Source data:
(begin)
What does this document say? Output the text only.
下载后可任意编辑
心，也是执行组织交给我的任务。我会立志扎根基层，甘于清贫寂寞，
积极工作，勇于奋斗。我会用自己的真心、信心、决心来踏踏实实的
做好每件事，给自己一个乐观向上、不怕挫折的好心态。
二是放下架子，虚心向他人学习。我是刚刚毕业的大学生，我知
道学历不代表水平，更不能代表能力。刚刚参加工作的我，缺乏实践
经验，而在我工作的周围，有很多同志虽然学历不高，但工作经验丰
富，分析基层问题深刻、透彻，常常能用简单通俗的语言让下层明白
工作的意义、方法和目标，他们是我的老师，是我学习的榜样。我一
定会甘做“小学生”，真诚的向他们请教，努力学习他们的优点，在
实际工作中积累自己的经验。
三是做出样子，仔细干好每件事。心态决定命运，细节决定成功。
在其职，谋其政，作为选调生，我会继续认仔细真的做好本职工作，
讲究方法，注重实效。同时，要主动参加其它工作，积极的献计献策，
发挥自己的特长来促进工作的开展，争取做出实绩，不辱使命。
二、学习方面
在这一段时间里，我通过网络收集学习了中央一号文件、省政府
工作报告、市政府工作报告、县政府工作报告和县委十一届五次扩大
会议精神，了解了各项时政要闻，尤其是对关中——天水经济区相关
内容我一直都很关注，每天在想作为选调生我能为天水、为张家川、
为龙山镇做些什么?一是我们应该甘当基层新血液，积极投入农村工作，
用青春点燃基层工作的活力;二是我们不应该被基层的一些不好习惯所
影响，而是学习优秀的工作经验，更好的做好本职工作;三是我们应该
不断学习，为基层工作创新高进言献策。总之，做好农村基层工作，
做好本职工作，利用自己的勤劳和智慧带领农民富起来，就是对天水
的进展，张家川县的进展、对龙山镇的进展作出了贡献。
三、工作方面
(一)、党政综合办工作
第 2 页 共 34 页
(end)
Request: Print the complete listing again, exactly as it stands.

Answer to this exercise:
What does this document say? Output the text only.
下载后可任意编辑
心，也是执行组织交给我的任务。我会立志扎根基层，甘于清贫寂寞，
积极工作，勇于奋斗。我会用自己的真心、信心、决心来踏踏实实的
做好每件事，给自己一个乐观向上、不怕挫折的好心态。
二是放下架子，虚心向他人学习。我是刚刚毕业的大学生，我知
道学历不代表水平，更不能代表能力。刚刚参加工作的我，缺乏实践
经验，而在我工作的周围，有很多同志虽然学历不高，但工作经验丰
富，分析基层问题深刻、透彻，常常能用简单通俗的语言让下层明白
工作的意义、方法和目标，他们是我的老师，是我学习的榜样。我一
定会甘做“小学生”，真诚的向他们请教，努力学习他们的优点，在
实际工作中积累自己的经验。
三是做出样子，仔细干好每件事。心态决定命运，细节决定成功。
在其职，谋其政，作为选调生，我会继续认仔细真的做好本职工作，
讲究方法，注重实效。同时，要主动参加其它工作，积极的献计献策，
发挥自己的特长来促进工作的开展，争取做出实绩，不辱使命。
二、学习方面
在这一段时间里，我通过网络收集学习了中央一号文件、省政府
工作报告、市政府工作报告、县政府工作报告和县委十一届五次扩大
会议精神，了解了各项时政要闻，尤其是对关中——天水经济区相关
内容我一直都很关注，每天在想作为选调生我能为天水、为张家川、
为龙山镇做些什么?一是我们应该甘当基层新血液，积极投入农村工作，
用青春点燃基层工作的活力;二是我们不应该被基层的一些不好习惯所
影响，而是学习优秀的工作经验，更好的做好本职工作;三是我们应该
不断学习，为基层工作创新高进言献策。总之，做好农村基层工作，
做好本职工作，利用自己的勤劳和智慧带领农民富起来，就是对天水
的进展，张家川县的进展、对龙山镇的进展作出了贡献。
三、工作方面
(一)、党政综合办工作
第 2 页 共 34 页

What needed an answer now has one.